What the task requires>
Extract every record, keeping each one exactly as it is.

[Dataset records]
** Start **

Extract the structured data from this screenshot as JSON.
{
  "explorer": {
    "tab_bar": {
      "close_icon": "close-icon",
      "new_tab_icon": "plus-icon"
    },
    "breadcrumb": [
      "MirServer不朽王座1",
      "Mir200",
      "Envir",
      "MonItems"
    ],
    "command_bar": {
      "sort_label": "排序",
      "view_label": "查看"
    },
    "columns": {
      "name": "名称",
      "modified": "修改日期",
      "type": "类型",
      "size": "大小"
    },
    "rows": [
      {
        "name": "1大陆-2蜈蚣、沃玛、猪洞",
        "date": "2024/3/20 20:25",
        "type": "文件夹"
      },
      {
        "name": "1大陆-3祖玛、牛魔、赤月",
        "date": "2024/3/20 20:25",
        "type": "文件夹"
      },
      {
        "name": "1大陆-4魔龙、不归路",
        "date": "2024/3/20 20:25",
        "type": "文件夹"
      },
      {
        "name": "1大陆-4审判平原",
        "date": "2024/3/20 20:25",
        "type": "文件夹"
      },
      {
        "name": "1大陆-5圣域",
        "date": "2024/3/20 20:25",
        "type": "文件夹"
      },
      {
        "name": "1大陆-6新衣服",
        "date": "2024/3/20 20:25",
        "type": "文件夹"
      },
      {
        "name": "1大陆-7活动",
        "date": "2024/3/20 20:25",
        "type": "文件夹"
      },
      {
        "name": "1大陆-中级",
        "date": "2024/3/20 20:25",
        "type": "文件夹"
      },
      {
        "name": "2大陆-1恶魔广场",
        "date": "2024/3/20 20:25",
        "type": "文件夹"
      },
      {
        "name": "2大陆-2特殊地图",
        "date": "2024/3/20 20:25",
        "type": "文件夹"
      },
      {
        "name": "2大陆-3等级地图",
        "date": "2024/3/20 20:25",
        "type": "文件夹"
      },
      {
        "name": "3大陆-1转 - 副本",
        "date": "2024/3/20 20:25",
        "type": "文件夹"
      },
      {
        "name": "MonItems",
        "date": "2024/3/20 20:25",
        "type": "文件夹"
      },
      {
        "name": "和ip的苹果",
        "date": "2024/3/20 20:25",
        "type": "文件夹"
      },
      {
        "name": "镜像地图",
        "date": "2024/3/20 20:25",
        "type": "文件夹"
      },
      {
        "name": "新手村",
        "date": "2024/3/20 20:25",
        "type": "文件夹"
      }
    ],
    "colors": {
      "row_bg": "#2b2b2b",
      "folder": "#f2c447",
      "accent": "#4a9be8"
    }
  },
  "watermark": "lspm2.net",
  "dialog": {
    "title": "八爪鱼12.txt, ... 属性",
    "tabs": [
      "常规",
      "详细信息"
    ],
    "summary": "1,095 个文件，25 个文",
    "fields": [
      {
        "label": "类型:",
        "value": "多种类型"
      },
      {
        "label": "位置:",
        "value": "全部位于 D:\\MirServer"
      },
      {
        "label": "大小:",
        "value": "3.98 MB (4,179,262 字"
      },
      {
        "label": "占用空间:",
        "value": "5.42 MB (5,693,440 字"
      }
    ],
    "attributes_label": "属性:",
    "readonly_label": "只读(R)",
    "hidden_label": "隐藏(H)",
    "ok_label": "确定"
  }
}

** End **

Answer>
Extract the structured data from this screenshot as JSON.
{
  "explorer": {
    "tab_bar": {
      "close_icon": "close-icon",
      "new_tab_icon": "plus-icon"
    },
    "breadcrumb": [
      "MirServer不朽王座1",
      "Mir200",
      "Envir",
      "MonItems"
    ],
    "command_bar": {
      "sort_label": "排序",
      "view_label": "查看"
    },
    "columns": {
      "name": "名称",
      "modified": "修改日期",
      "type": "类型",
      "size": "大小"
    },
    "rows": [
      {
        "name": "1大陆-2蜈蚣、沃玛、猪洞",
        "date": "2024/3/20 20:25",
        "type": "文件夹"
      },
      {
        "name": "1大陆-3祖玛、牛魔、赤月",
        "date": "2024/3/20 20:25",
        "type": "文件夹"
      },
      {
        "name": "1大陆-4魔龙、不归路",
        "date": "2024/3/20 20:25",
        "type": "文件夹"
      },
      {
        "name": "1大陆-4审判平原",
        "date": "2024/3/20 20:25",
        "type": "文件夹"
      },
      {
        "name": "1大陆-5圣域",
        "date": "2024/3/20 20:25",
        "type": "文件夹"
      },
      {
        "name": "1大陆-6新衣服",
        "date": "2024/3/20 20:25",
        "type": "文件夹"
      },
      {
        "name": "1大陆-7活动",
        "date": "2024/3/20 20:25",
        "type": "文件夹"
      },
      {
        "name": "1大陆-中级",
        "date": "2024/3/20 20:25",
        "type": "文件夹"
      },
      {
        "name": "2大陆-1恶魔广场",
        "date": "2024/3/20 20:25",
        "type": "文件夹"
      },
      {
        "name": "2大陆-2特殊地图",
        "date": "2024/3/20 20:25",
        "type": "文件夹"
      },
      {
        "name": "2大陆-3等级地图",
        "date": "2024/3/20 20:25",
        "type": "文件夹"
      },
      {
        "name": "3大陆-1转 - 副本",
        "date": "2024/3/20 20:25",
        "type": "文件夹"
      },
      {
        "name": "MonItems",
        "date": "2024/3/20 20:25",
        "type": "文件夹"
      },
      {
        "name": "和ip的苹果",
        "date": "2024/3/20 20:25",
        "type": "文件夹"
      },
      {
        "name": "镜像地图",
        "date": "2024/3/20 20:25",
        "type": "文件夹"
      },
      {
        "name": "新手村",
        "date": "2024/3/20 20:25",
        "type": "文件夹"
      }
    ],
    "colors": {
      "row_bg": "#2b2b2b",
      "folder": "#f2c447",
      "accent": "#4a9be8"
    }
  },
  "watermark": "lspm2.net",
  "dialog": {
    "title": "八爪鱼12.txt, ... 属性",
    "tabs": [
      "常规",
      "详细信息"
    ],
    "summary": "1,095 个文件，25 个文",
    "fields": [
      {
        "label": "类型:",
        "value": "多种类型"
      },
      {
        "label": "位置:",
        "value": "全部位于 D:\\MirServer"
      },
      {
        "label": "大小:",
        "value": "3.98 MB (4,179,262 字"
      },
      {
        "label": "占用空间:",
        "value": "5.42 MB (5,693,440 字"
      }
    ],
    "attributes_label": "属性:",
    "readonly_label": "只读(R)",
    "hidden_label": "隐藏(H)",
    "ok_label": "确定"
  }
}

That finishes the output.